● **TASK REQUIREMENTS**:
Lift out all lines below that contain "ergs".

= = =

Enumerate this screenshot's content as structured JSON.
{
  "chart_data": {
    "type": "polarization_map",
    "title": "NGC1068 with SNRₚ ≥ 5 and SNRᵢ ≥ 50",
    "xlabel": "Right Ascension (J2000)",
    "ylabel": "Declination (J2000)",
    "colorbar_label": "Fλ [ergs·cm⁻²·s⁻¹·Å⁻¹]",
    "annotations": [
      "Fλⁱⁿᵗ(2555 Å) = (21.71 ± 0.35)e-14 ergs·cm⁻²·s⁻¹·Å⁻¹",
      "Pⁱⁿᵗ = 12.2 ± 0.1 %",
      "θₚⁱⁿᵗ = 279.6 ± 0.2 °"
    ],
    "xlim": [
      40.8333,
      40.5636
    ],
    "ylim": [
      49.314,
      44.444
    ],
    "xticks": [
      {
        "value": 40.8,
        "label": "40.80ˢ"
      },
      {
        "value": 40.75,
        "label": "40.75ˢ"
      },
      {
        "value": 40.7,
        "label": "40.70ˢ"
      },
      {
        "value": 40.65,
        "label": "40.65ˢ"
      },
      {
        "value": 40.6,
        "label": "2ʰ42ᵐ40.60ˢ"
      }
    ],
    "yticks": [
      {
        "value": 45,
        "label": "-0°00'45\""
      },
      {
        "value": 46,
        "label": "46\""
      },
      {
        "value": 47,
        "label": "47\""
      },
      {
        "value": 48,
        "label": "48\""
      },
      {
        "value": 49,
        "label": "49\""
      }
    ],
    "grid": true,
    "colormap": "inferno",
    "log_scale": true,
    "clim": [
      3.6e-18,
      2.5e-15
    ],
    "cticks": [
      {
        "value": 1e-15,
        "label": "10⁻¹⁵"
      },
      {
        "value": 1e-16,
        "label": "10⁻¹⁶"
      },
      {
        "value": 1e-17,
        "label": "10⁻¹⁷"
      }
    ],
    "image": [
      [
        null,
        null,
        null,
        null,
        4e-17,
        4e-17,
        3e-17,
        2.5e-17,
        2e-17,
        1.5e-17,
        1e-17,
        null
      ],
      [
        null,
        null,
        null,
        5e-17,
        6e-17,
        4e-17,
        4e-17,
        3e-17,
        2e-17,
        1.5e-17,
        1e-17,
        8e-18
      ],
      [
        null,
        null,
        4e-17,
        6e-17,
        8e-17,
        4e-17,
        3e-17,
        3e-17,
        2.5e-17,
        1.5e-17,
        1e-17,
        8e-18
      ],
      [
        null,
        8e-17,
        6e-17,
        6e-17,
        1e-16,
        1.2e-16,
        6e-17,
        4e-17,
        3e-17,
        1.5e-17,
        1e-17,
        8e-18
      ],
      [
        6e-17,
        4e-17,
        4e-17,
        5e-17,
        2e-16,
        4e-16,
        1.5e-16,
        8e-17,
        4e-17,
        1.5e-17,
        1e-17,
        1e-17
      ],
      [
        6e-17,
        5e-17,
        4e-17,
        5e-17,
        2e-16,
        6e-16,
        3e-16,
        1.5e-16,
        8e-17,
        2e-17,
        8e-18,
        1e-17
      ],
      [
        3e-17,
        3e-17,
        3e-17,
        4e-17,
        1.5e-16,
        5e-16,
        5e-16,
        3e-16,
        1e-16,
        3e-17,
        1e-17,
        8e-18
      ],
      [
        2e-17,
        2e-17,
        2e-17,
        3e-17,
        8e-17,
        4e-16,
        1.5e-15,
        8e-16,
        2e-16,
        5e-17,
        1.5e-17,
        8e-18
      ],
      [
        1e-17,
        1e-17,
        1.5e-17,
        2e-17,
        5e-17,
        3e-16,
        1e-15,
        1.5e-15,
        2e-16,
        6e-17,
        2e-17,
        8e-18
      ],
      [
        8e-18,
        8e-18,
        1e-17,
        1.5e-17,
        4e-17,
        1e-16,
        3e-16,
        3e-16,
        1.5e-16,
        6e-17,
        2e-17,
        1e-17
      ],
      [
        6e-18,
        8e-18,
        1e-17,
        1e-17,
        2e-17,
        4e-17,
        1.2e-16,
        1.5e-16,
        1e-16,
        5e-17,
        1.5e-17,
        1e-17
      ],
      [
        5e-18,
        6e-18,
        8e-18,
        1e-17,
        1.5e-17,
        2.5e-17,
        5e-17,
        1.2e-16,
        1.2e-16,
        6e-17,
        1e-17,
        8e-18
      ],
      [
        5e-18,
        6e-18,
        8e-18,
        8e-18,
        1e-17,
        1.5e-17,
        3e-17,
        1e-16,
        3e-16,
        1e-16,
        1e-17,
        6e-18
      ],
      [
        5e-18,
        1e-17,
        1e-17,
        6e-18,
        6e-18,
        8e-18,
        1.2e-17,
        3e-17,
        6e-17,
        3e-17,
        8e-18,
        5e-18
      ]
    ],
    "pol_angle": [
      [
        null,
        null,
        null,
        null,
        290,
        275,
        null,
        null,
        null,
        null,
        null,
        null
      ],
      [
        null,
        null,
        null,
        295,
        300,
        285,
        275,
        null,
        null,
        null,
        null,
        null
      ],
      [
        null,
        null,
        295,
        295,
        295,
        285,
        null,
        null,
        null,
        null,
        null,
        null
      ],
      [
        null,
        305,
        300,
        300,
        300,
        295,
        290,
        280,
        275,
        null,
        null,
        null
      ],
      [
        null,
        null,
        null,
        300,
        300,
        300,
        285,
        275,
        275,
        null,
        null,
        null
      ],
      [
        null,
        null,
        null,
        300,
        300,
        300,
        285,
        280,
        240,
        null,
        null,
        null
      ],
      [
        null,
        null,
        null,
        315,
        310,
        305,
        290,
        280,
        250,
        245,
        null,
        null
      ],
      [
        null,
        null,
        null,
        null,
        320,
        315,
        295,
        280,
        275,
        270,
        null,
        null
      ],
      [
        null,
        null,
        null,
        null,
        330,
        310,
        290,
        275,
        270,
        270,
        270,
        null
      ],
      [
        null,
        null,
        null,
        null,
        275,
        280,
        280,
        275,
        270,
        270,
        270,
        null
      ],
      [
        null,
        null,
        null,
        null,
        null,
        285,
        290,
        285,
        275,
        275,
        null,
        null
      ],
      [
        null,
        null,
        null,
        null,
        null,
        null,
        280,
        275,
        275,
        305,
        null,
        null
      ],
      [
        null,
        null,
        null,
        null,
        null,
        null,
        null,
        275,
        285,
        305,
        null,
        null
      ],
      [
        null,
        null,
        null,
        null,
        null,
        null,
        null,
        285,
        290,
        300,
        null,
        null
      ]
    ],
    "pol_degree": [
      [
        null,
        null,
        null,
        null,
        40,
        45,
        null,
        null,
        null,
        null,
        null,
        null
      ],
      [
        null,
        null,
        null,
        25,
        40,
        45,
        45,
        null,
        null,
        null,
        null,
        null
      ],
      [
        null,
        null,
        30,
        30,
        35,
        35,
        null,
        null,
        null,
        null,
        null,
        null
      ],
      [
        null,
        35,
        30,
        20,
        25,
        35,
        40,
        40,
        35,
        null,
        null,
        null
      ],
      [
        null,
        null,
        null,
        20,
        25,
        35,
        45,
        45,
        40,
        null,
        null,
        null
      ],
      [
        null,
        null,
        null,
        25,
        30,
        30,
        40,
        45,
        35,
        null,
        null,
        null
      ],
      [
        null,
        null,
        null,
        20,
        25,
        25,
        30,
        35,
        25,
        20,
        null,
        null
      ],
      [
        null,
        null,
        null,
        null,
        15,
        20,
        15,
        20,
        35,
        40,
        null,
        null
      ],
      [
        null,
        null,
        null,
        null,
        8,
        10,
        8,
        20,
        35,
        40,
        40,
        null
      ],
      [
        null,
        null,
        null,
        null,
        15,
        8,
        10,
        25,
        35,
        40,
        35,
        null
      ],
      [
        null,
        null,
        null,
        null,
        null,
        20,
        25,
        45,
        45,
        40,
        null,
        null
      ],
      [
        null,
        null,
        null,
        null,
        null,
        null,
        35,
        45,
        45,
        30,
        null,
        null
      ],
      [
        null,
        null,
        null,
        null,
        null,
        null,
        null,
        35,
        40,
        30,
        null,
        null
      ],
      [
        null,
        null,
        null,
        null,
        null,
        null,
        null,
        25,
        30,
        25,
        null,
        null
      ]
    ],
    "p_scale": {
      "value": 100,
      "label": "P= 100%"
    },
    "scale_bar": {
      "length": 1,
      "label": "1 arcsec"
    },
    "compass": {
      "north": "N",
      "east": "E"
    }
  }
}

= = =

● **TASK OUTPUT**:
    "colorbar_label": "Fλ [ergs·cm⁻²·s⁻¹·Å⁻¹]",
      "Fλⁱⁿᵗ(2555 Å) = (21.71 ± 0.35)e-14 ergs·cm⁻²·s⁻¹·Å⁻¹",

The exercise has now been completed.